» **Provided information**
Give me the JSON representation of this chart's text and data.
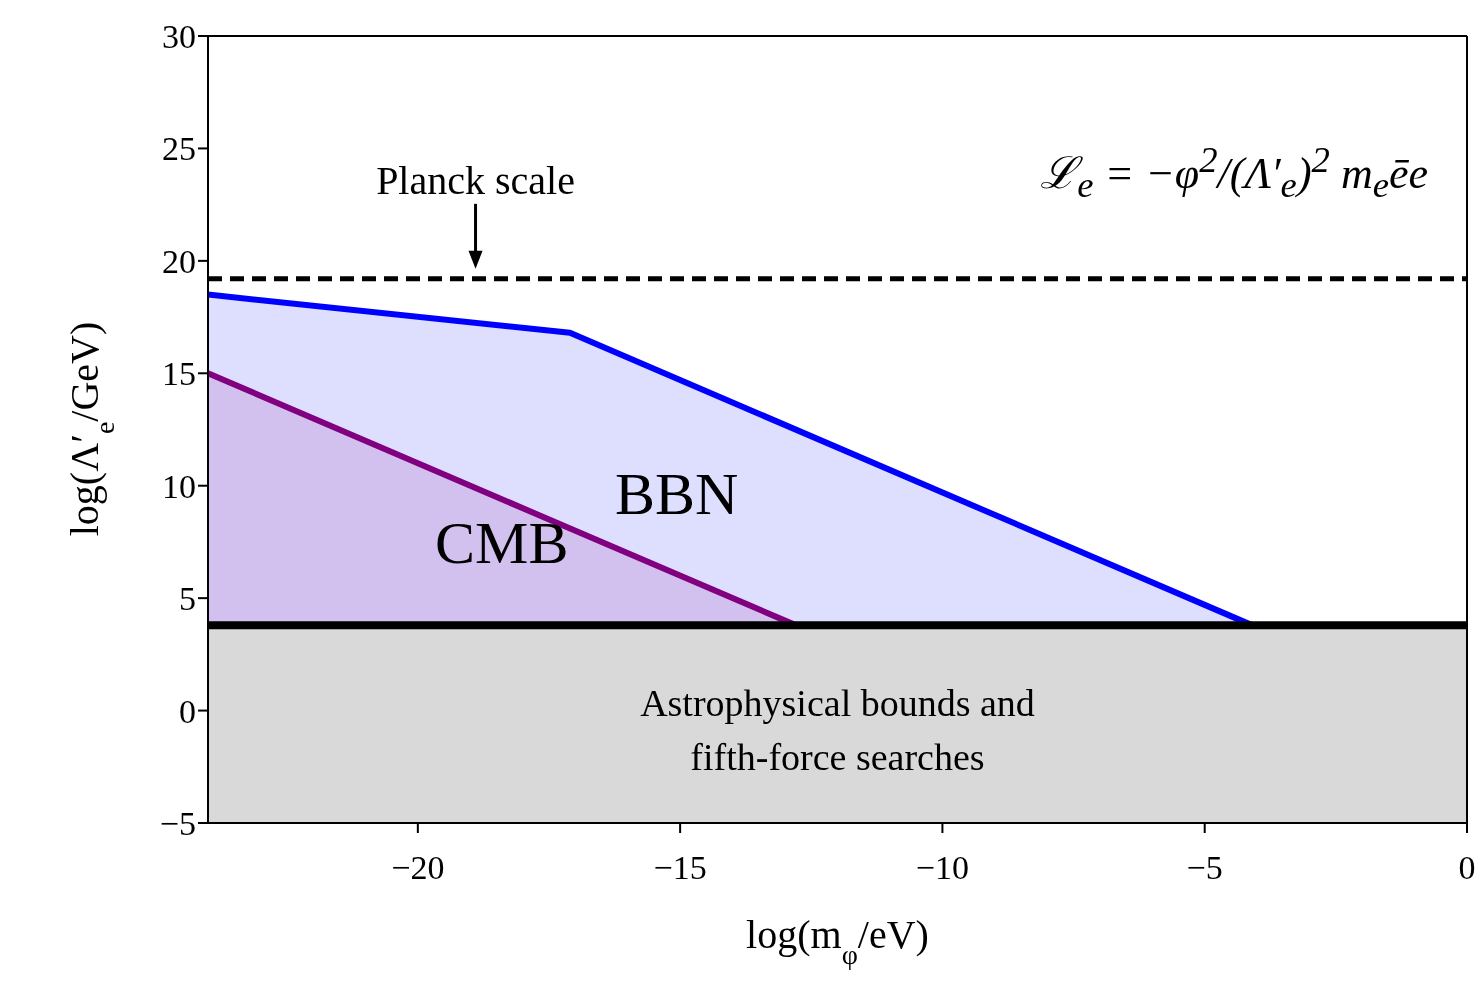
{
  "chart_data": {
    "type": "area",
    "xlabel": "log(m$_{φ}$/eV)",
    "ylabel": "log(Λ′$_{e}$/GeV)",
    "series": [
      {
        "name": "BBN",
        "color": "#0000ff",
        "x": [
          -24,
          -17.1,
          -4.1
        ],
        "values": [
          18.5,
          16.8,
          3.8
        ]
      },
      {
        "name": "CMB",
        "color": "#800080",
        "x": [
          -24,
          -12.8
        ],
        "values": [
          15,
          3.8
        ]
      }
    ],
    "xlim": [
      -24,
      0
    ],
    "xticks": [
      -20,
      -15,
      -10,
      -5,
      0
    ],
    "ylim": [
      -5,
      30
    ],
    "yticks": [
      -5,
      0,
      5,
      10,
      15,
      20,
      25,
      30
    ],
    "bands": [
      {
        "axis": "y",
        "from": -5,
        "to": 3.8,
        "label": "Astrophysical bounds and fifth-force searches",
        "color": "#d9d9d9"
      }
    ],
    "ref_lines": [
      {
        "axis": "y",
        "value": 3.8,
        "color": "#000000"
      },
      {
        "axis": "y",
        "value": 19.2,
        "color": "#000000",
        "line_style": "dashed"
      }
    ],
    "annotations": [
      {
        "text": "Planck scale",
        "x": -18.9,
        "y": 19.2
      },
      "ℒ$_{e}$ = −φ$^{2}$/(Λ′$_{e}$)$^{2}$ m$_{e}$ēe"
    ],
    "marker": "none"
  }
}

» **What you should do**
Without the pictures, restate all the entries above exactly.

» **Reply**
Give me the JSON representation of this chart's text and data.
{
  "chart_data": {
    "type": "area",
    "xlabel": "log(m$_{φ}$/eV)",
    "ylabel": "log(Λ′$_{e}$/GeV)",
    "series": [
      {
        "name": "BBN",
        "color": "#0000ff",
        "x": [
          -24,
          -17.1,
          -4.1
        ],
        "values": [
          18.5,
          16.8,
          3.8
        ]
      },
      {
        "name": "CMB",
        "color": "#800080",
        "x": [
          -24,
          -12.8
        ],
        "values": [
          15,
          3.8
        ]
      }
    ],
    "xlim": [
      -24,
      0
    ],
    "xticks": [
      -20,
      -15,
      -10,
      -5,
      0
    ],
    "ylim": [
      -5,
      30
    ],
    "yticks": [
      -5,
      0,
      5,
      10,
      15,
      20,
      25,
      30
    ],
    "bands": [
      {
        "axis": "y",
        "from": -5,
        "to": 3.8,
        "label": "Astrophysical bounds and fifth-force searches",
        "color": "#d9d9d9"
      }
    ],
    "ref_lines": [
      {
        "axis": "y",
        "value": 3.8,
        "color": "#000000"
      },
      {
        "axis": "y",
        "value": 19.2,
        "color": "#000000",
        "line_style": "dashed"
      }
    ],
    "annotations": [
      {
        "text": "Planck scale",
        "x": -18.9,
        "y": 19.2
      },
      "ℒ$_{e}$ = −φ$^{2}$/(Λ′$_{e}$)$^{2}$ m$_{e}$ēe"
    ],
    "marker": "none"
  }
}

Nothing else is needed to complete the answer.